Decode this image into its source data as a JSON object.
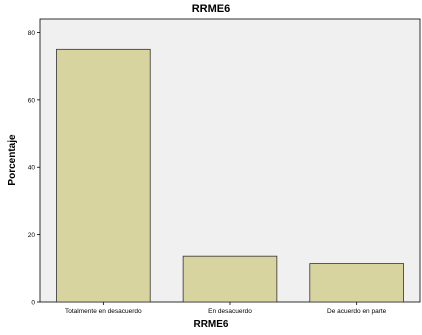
{
  "chart_data": {
    "type": "bar",
    "title": "RRME6",
    "xlabel": "RRME6",
    "ylabel": "Porcentaje",
    "categories": [
      "Totalmente en desacuerdo",
      "En desacuerdo",
      "De acuerdo en parte"
    ],
    "values": [
      75,
      13.6,
      11.4
    ],
    "ylim": [
      0,
      84
    ],
    "yticks": [
      0,
      20,
      40,
      60,
      80
    ],
    "grid": false,
    "colors": {
      "plot_background": "#f0f0f0",
      "bar_fill": "#d8d4a0",
      "bar_stroke": "#333333"
    }
  }
}
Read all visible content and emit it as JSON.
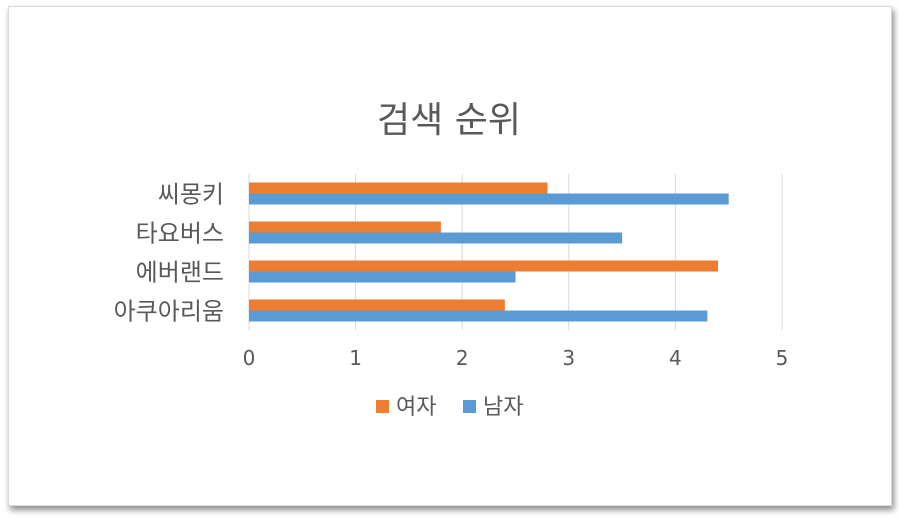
{
  "chart_data": {
    "type": "bar",
    "orientation": "horizontal",
    "title": "검색 순위",
    "categories": [
      "아쿠아리움",
      "에버랜드",
      "타요버스",
      "씨몽키"
    ],
    "series": [
      {
        "name": "여자",
        "color": "#ED7D31",
        "values": [
          2.4,
          4.4,
          1.8,
          2.8
        ]
      },
      {
        "name": "남자",
        "color": "#5B9BD5",
        "values": [
          4.3,
          2.5,
          3.5,
          4.5
        ]
      }
    ],
    "xlim": [
      0,
      5
    ],
    "x_ticks": [
      "0",
      "1",
      "2",
      "3",
      "4",
      "5"
    ],
    "grid": true,
    "legend_position": "bottom"
  }
}
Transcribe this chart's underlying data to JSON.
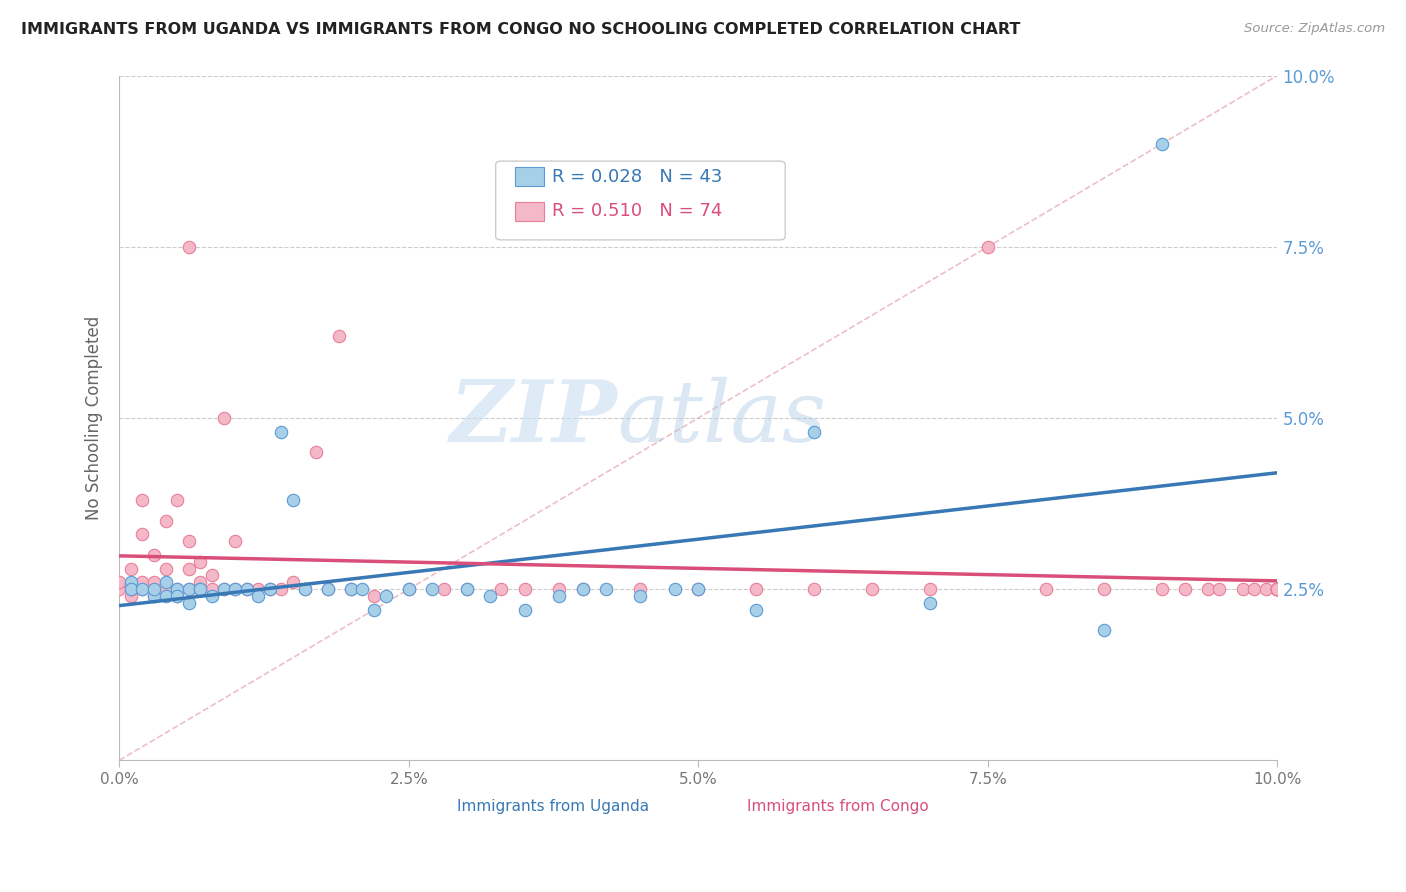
--------------------
#### Exercise description:
Retype all of the entries exactly as written, leaving out any images.

#### Task response:
Decode this image into its source data as a JSON object.
{
  "chart_data": {
    "type": "bar",
    "title": "RRME6",
    "xlabel": "RRME6",
    "ylabel": "Porcentaje",
    "categories": [
      "Totalmente en desacuerdo",
      "En desacuerdo",
      "De acuerdo en parte"
    ],
    "values": [
      75,
      13.6,
      11.4
    ],
    "ylim": [
      0,
      84
    ],
    "yticks": [
      0,
      20,
      40,
      60,
      80
    ],
    "grid": false,
    "colors": {
      "plot_background": "#f0f0f0",
      "bar_fill": "#d8d4a0",
      "bar_stroke": "#333333"
    }
  }
}
Read all visible content and emit it as JSON.
{
  "chart_data": {
    "type": "bar",
    "orientation": "horizontal",
    "title": "검색 순위",
    "categories": [
      "아쿠아리움",
      "에버랜드",
      "타요버스",
      "씨몽키"
    ],
    "series": [
      {
        "name": "여자",
        "color": "#ED7D31",
        "values": [
          2.4,
          4.4,
          1.8,
          2.8
        ]
      },
      {
        "name": "남자",
        "color": "#5B9BD5",
        "values": [
          4.3,
          2.5,
          3.5,
          4.5
        ]
      }
    ],
    "xlim": [
      0,
      5
    ],
    "x_ticks": [
      "0",
      "1",
      "2",
      "3",
      "4",
      "5"
    ],
    "grid": true,
    "legend_position": "bottom"
  }
}
Transcribe this chart's underlying data to JSON.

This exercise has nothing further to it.